AIM OF THE EXERCISE: Copy out all of the material exactly as presented.

## start DATA FOR PROCESSING

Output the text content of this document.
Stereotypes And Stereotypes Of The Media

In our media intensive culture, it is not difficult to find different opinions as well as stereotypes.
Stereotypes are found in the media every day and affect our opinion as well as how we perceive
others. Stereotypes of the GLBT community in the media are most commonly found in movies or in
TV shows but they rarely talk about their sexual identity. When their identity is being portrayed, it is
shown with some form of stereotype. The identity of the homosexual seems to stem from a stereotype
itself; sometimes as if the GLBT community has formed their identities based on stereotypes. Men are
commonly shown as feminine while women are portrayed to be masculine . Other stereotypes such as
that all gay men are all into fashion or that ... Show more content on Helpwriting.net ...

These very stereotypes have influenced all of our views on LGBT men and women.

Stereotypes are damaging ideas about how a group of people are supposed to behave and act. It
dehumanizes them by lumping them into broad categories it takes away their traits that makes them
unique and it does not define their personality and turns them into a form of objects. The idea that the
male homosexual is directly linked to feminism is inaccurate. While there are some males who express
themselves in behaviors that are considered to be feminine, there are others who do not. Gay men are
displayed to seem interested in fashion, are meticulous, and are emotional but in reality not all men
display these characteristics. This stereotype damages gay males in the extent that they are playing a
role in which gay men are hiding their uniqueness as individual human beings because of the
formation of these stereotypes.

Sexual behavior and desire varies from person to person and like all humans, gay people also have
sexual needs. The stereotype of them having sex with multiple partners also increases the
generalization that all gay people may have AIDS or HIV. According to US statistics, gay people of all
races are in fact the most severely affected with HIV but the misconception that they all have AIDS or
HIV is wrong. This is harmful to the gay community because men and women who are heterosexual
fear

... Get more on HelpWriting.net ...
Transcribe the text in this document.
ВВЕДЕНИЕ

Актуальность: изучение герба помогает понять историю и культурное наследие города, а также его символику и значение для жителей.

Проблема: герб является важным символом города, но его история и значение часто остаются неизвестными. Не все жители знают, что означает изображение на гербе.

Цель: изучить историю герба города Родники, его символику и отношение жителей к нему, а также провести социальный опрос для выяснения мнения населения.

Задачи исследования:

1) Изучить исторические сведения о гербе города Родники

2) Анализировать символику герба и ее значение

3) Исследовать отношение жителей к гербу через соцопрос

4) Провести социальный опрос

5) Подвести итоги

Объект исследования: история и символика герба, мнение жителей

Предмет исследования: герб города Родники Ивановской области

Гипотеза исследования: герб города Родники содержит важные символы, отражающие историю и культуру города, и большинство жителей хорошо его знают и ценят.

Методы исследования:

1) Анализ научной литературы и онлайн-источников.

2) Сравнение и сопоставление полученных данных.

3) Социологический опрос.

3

## end DATA FOR PROCESSING

RESULT FOR THIS EXERCISE:
Output the text content of this document.
Stereotypes And Stereotypes Of The Media

In our media intensive culture, it is not difficult to find different opinions as well as stereotypes.
Stereotypes are found in the media every day and affect our opinion as well as how we perceive
others. Stereotypes of the GLBT community in the media are most commonly found in movies or in
TV shows but they rarely talk about their sexual identity. When their identity is being portrayed, it is
shown with some form of stereotype. The identity of the homosexual seems to stem from a stereotype
itself; sometimes as if the GLBT community has formed their identities based on stereotypes. Men are
commonly shown as feminine while women are portrayed to be masculine . Other stereotypes such as
that all gay men are all into fashion or that ... Show more content on Helpwriting.net ...

These very stereotypes have influenced all of our views on LGBT men and women.

Stereotypes are damaging ideas about how a group of people are supposed to behave and act. It
dehumanizes them by lumping them into broad categories it takes away their traits that makes them
unique and it does not define their personality and turns them into a form of objects. The idea that the
male homosexual is directly linked to feminism is inaccurate. While there are some males who express
themselves in behaviors that are considered to be feminine, there are others who do not. Gay men are
displayed to seem interested in fashion, are meticulous, and are emotional but in reality not all men
display these characteristics. This stereotype damages gay males in the extent that they are playing a
role in which gay men are hiding their uniqueness as individual human beings because of the
formation of these stereotypes.

Sexual behavior and desire varies from person to person and like all humans, gay people also have
sexual needs. The stereotype of them having sex with multiple partners also increases the
generalization that all gay people may have AIDS or HIV. According to US statistics, gay people of all
races are in fact the most severely affected with HIV but the misconception that they all have AIDS or
HIV is wrong. This is harmful to the gay community because men and women who are heterosexual
fear

... Get more on HelpWriting.net ...
Transcribe the text in this document.
ВВЕДЕНИЕ

Актуальность: изучение герба помогает понять историю и культурное наследие города, а также его символику и значение для жителей.

Проблема: герб является важным символом города, но его история и значение часто остаются неизвестными. Не все жители знают, что означает изображение на гербе.

Цель: изучить историю герба города Родники, его символику и отношение жителей к нему, а также провести социальный опрос для выяснения мнения населения.

Задачи исследования:

1) Изучить исторические сведения о гербе города Родники

2) Анализировать символику герба и ее значение

3) Исследовать отношение жителей к гербу через соцопрос

4) Провести социальный опрос

5) Подвести итоги

Объект исследования: история и символика герба, мнение жителей

Предмет исследования: герб города Родники Ивановской области

Гипотеза исследования: герб города Родники содержит важные символы, отражающие историю и культуру города, и большинство жителей хорошо его знают и ценят.

Методы исследования:

1) Анализ научной литературы и онлайн-источников.

2) Сравнение и сопоставление полученных данных.

3) Социологический опрос.

3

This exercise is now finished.